GIVEN INSTRUCTION →
Give the number of lines holding the string "dyrektywy" and nothing more.

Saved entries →
━━━━━━━━━━━━━━━━

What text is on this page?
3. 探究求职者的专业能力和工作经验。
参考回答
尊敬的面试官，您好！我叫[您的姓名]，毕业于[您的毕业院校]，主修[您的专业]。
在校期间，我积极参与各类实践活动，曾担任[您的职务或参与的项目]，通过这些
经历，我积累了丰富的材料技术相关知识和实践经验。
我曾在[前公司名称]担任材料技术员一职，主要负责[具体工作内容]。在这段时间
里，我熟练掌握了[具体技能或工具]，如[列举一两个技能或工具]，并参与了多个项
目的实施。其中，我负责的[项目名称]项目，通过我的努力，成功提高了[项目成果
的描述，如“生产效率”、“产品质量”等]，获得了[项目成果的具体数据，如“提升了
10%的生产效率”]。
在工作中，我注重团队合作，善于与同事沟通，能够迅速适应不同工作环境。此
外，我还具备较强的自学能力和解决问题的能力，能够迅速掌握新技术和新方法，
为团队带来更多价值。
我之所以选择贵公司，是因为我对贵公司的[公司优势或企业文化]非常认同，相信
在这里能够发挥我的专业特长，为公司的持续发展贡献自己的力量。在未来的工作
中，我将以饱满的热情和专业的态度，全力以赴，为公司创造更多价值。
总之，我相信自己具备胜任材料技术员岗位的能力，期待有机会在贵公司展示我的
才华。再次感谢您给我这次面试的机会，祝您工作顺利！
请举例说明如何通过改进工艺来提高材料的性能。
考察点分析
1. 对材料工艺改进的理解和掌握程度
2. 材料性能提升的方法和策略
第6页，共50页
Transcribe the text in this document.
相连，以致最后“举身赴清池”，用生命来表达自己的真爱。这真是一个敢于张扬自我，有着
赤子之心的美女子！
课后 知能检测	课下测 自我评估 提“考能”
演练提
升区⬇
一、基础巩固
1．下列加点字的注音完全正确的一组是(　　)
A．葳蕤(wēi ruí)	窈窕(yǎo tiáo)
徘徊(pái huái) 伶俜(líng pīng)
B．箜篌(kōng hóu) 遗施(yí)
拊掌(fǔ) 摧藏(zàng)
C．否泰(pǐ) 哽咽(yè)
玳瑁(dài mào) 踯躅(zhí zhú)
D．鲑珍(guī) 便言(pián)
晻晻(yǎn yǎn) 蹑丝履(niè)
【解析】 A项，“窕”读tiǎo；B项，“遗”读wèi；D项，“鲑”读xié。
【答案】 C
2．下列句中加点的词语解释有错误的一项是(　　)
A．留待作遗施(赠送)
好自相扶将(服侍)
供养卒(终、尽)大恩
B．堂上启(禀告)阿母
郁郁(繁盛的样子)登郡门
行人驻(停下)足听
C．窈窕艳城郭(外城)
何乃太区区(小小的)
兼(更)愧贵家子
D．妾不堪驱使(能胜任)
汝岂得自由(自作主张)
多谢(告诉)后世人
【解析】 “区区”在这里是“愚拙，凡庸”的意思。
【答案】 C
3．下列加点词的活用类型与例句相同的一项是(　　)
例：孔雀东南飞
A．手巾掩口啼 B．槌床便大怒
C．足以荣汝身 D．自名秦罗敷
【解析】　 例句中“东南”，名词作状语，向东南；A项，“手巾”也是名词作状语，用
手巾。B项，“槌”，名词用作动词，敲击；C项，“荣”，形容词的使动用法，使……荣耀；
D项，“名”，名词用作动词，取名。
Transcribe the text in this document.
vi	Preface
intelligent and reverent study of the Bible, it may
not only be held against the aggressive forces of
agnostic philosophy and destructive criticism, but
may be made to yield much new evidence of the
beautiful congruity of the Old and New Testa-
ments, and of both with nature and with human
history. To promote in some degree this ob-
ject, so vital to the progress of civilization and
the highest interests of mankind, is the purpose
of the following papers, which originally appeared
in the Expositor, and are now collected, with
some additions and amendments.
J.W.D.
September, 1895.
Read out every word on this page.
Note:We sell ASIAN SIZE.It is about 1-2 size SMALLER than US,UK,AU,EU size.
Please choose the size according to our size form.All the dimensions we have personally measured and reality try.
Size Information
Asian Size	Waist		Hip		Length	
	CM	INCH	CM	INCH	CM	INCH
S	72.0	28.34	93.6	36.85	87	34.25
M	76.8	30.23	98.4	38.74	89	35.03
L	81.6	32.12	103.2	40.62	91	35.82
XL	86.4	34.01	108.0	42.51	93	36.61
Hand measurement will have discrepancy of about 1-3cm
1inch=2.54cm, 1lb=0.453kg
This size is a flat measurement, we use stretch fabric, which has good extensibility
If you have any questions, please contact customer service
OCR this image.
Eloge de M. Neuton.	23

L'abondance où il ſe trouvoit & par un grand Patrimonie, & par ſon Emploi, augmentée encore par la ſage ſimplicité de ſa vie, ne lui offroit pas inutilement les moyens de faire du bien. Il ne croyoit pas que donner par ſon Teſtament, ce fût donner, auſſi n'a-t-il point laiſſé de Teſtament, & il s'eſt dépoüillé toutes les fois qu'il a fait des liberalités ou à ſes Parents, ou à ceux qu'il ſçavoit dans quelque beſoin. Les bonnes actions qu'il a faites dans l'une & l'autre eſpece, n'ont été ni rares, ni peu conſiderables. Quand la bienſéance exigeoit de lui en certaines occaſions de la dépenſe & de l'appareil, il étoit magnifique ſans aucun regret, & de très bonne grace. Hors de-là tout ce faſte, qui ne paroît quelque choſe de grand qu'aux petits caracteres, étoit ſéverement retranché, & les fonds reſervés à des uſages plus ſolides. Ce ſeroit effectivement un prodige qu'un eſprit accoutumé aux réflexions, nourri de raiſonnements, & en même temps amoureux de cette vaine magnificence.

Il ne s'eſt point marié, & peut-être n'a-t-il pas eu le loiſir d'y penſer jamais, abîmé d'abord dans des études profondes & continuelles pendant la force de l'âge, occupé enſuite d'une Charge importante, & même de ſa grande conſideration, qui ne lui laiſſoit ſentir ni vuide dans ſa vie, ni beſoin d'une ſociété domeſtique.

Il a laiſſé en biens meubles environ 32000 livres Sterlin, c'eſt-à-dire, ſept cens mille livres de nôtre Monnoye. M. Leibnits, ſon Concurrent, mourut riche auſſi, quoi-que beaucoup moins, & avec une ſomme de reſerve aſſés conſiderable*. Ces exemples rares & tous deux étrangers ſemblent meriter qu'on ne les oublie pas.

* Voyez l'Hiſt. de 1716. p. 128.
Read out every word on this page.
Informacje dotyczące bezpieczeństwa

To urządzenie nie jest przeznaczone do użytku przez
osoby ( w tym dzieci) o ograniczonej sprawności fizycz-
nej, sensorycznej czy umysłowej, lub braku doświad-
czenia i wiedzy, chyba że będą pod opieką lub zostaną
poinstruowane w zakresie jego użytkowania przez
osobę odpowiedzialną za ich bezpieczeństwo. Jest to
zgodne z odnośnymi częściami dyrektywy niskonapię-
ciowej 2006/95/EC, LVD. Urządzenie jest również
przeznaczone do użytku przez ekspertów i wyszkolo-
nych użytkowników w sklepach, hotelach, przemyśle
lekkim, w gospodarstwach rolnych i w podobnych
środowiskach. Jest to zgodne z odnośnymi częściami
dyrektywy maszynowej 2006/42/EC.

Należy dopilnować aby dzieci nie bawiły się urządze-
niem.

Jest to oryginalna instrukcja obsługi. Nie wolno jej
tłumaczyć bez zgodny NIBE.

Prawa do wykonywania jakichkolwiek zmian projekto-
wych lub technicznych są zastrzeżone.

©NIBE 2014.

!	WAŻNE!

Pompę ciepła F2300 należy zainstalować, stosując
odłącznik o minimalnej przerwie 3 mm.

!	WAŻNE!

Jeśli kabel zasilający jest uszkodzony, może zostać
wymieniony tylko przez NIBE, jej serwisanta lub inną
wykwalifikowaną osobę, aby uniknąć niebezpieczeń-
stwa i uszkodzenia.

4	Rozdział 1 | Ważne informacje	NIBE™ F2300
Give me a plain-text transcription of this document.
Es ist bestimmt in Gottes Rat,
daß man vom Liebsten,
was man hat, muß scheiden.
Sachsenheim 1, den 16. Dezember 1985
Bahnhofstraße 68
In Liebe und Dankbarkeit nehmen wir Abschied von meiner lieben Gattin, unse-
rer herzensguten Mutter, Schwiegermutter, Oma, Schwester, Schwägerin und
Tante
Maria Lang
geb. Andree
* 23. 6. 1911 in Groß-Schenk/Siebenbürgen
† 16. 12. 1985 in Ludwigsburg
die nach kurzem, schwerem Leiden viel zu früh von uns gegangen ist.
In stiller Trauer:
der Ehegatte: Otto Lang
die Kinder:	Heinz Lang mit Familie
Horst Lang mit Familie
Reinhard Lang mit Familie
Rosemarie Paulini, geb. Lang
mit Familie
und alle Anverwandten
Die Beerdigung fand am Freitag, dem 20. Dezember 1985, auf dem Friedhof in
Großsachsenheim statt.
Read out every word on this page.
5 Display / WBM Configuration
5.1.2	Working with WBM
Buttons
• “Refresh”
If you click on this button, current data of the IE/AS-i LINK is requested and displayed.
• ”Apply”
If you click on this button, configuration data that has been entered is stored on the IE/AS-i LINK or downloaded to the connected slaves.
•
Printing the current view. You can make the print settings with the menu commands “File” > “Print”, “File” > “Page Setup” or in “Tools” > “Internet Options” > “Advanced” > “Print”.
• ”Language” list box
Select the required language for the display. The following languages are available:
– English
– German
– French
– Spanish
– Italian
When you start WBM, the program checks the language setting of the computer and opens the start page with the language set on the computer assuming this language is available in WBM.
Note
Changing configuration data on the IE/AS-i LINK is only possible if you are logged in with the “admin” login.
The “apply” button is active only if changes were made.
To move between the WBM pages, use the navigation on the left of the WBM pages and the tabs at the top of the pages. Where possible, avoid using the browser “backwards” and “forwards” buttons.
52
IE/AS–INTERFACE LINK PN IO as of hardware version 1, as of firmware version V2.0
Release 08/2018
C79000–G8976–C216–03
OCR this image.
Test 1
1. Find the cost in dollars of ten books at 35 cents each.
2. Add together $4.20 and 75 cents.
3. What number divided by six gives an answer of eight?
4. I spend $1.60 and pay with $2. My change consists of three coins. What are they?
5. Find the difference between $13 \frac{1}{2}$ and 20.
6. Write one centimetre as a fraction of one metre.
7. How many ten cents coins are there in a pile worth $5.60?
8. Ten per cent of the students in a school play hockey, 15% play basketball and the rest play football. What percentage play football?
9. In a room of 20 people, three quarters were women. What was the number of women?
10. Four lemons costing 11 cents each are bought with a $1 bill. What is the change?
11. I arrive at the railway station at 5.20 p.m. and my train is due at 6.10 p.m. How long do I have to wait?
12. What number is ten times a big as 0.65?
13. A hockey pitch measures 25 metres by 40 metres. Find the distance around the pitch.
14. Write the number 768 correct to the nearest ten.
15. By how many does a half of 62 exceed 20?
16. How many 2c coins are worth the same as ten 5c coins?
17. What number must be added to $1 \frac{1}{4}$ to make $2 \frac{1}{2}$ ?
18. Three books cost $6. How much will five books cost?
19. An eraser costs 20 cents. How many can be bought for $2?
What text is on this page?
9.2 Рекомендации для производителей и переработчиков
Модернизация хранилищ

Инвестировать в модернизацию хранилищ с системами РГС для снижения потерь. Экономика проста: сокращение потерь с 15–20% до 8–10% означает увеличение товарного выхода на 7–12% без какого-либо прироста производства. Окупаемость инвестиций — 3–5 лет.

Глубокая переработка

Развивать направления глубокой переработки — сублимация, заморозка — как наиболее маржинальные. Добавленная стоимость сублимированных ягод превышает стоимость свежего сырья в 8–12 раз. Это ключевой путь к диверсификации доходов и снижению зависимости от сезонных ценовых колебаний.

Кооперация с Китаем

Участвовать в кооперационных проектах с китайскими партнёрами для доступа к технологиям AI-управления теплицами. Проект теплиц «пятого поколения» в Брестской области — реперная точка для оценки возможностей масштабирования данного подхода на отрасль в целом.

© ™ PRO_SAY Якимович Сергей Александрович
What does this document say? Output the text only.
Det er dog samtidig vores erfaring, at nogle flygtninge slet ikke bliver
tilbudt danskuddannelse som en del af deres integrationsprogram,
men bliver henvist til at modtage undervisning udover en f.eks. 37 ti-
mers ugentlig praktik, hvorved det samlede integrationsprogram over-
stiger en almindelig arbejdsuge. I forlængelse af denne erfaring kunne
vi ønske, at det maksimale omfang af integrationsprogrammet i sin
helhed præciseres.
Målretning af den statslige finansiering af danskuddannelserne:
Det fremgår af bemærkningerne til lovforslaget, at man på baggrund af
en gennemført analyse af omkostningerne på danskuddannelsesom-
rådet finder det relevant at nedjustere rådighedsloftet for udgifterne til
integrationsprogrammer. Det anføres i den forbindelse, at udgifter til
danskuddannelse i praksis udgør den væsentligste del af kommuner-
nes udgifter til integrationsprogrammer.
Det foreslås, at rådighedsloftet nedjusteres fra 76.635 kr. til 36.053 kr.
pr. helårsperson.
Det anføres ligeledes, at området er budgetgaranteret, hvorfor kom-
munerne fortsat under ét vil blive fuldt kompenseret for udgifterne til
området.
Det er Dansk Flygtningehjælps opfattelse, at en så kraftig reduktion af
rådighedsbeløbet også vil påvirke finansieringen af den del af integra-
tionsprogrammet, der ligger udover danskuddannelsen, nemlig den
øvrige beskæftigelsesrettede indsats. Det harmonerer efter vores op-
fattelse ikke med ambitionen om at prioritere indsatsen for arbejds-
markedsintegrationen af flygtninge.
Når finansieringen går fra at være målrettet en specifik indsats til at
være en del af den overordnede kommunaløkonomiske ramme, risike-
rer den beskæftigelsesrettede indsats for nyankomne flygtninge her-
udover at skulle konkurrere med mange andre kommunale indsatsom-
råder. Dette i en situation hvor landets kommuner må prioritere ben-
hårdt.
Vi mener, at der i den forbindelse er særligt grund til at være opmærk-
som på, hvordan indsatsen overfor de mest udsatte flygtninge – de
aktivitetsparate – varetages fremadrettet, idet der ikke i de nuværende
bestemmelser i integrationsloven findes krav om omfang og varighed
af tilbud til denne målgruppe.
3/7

━━━━━━━━━━━━━━━━

FULL ANSWER →
2